→ Work to complete: Copy all of the material below exactly.

>> START Material for this task

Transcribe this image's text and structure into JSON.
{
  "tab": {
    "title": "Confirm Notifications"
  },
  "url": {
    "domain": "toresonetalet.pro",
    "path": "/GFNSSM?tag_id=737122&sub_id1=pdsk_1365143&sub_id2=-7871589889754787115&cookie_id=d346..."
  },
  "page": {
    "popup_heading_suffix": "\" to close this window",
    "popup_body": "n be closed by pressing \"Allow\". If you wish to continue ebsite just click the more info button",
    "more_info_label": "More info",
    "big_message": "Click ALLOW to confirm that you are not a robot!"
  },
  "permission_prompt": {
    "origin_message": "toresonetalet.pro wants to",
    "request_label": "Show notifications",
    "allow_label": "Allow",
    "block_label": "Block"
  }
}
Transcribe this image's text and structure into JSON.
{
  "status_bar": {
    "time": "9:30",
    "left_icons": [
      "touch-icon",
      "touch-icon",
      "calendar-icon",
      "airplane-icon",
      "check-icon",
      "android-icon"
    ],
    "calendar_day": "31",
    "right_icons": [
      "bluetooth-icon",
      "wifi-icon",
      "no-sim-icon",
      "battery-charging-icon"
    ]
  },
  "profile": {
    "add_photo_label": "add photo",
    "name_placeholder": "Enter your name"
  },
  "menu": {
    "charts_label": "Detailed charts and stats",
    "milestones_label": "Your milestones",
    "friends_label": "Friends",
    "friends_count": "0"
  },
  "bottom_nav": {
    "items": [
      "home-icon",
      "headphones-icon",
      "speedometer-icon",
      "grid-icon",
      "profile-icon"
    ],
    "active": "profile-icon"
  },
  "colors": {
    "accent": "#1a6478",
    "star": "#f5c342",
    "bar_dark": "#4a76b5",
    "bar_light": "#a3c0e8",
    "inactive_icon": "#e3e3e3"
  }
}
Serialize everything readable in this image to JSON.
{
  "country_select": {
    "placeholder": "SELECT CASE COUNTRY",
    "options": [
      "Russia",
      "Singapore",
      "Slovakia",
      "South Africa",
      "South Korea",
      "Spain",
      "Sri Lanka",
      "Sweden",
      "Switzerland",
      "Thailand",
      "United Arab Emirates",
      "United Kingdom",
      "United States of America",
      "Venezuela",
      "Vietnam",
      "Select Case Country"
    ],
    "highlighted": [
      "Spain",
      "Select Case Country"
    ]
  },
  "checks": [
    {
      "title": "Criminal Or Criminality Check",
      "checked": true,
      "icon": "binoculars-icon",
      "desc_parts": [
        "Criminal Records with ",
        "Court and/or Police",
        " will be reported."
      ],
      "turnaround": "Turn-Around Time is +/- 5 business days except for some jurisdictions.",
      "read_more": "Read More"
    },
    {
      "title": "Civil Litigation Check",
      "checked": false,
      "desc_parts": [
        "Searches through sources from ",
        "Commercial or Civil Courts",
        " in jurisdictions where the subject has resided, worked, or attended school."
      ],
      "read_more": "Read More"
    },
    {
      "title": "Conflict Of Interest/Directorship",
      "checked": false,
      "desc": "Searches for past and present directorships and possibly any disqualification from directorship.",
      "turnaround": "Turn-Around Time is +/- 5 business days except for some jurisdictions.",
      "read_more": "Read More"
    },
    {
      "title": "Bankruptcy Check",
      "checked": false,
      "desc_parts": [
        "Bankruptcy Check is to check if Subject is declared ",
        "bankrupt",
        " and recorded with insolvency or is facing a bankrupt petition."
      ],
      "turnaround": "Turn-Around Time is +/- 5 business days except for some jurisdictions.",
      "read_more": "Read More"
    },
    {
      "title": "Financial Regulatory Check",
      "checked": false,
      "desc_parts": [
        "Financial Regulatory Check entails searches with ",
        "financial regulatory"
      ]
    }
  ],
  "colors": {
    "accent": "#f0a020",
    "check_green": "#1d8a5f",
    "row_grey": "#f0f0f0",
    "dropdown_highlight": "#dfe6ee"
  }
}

>> END Material for this task

→ Output:
Transcribe this image's text and structure into JSON.
{
  "tab": {
    "title": "Confirm Notifications"
  },
  "url": {
    "domain": "toresonetalet.pro",
    "path": "/GFNSSM?tag_id=737122&sub_id1=pdsk_1365143&sub_id2=-7871589889754787115&cookie_id=d346..."
  },
  "page": {
    "popup_heading_suffix": "\" to close this window",
    "popup_body": "n be closed by pressing \"Allow\". If you wish to continue ebsite just click the more info button",
    "more_info_label": "More info",
    "big_message": "Click ALLOW to confirm that you are not a robot!"
  },
  "permission_prompt": {
    "origin_message": "toresonetalet.pro wants to",
    "request_label": "Show notifications",
    "allow_label": "Allow",
    "block_label": "Block"
  }
}
Transcribe this image's text and structure into JSON.
{
  "status_bar": {
    "time": "9:30",
    "left_icons": [
      "touch-icon",
      "touch-icon",
      "calendar-icon",
      "airplane-icon",
      "check-icon",
      "android-icon"
    ],
    "calendar_day": "31",
    "right_icons": [
      "bluetooth-icon",
      "wifi-icon",
      "no-sim-icon",
      "battery-charging-icon"
    ]
  },
  "profile": {
    "add_photo_label": "add photo",
    "name_placeholder": "Enter your name"
  },
  "menu": {
    "charts_label": "Detailed charts and stats",
    "milestones_label": "Your milestones",
    "friends_label": "Friends",
    "friends_count": "0"
  },
  "bottom_nav": {
    "items": [
      "home-icon",
      "headphones-icon",
      "speedometer-icon",
      "grid-icon",
      "profile-icon"
    ],
    "active": "profile-icon"
  },
  "colors": {
    "accent": "#1a6478",
    "star": "#f5c342",
    "bar_dark": "#4a76b5",
    "bar_light": "#a3c0e8",
    "inactive_icon": "#e3e3e3"
  }
}
Serialize everything readable in this image to JSON.
{
  "country_select": {
    "placeholder": "SELECT CASE COUNTRY",
    "options": [
      "Russia",
      "Singapore",
      "Slovakia",
      "South Africa",
      "South Korea",
      "Spain",
      "Sri Lanka",
      "Sweden",
      "Switzerland",
      "Thailand",
      "United Arab Emirates",
      "United Kingdom",
      "United States of America",
      "Venezuela",
      "Vietnam",
      "Select Case Country"
    ],
    "highlighted": [
      "Spain",
      "Select Case Country"
    ]
  },
  "checks": [
    {
      "title": "Criminal Or Criminality Check",
      "checked": true,
      "icon": "binoculars-icon",
      "desc_parts": [
        "Criminal Records with ",
        "Court and/or Police",
        " will be reported."
      ],
      "turnaround": "Turn-Around Time is +/- 5 business days except for some jurisdictions.",
      "read_more": "Read More"
    },
    {
      "title": "Civil Litigation Check",
      "checked": false,
      "desc_parts": [
        "Searches through sources from ",
        "Commercial or Civil Courts",
        " in jurisdictions where the subject has resided, worked, or attended school."
      ],
      "read_more": "Read More"
    },
    {
      "title": "Conflict Of Interest/Directorship",
      "checked": false,
      "desc": "Searches for past and present directorships and possibly any disqualification from directorship.",
      "turnaround": "Turn-Around Time is +/- 5 business days except for some jurisdictions.",
      "read_more": "Read More"
    },
    {
      "title": "Bankruptcy Check",
      "checked": false,
      "desc_parts": [
        "Bankruptcy Check is to check if Subject is declared ",
        "bankrupt",
        " and recorded with insolvency or is facing a bankrupt petition."
      ],
      "turnaround": "Turn-Around Time is +/- 5 business days except for some jurisdictions.",
      "read_more": "Read More"
    },
    {
      "title": "Financial Regulatory Check",
      "checked": false,
      "desc_parts": [
        "Financial Regulatory Check entails searches with ",
        "financial regulatory"
      ]
    }
  ],
  "colors": {
    "accent": "#f0a020",
    "check_green": "#1d8a5f",
    "row_grey": "#f0f0f0",
    "dropdown_highlight": "#dfe6ee"
  }
}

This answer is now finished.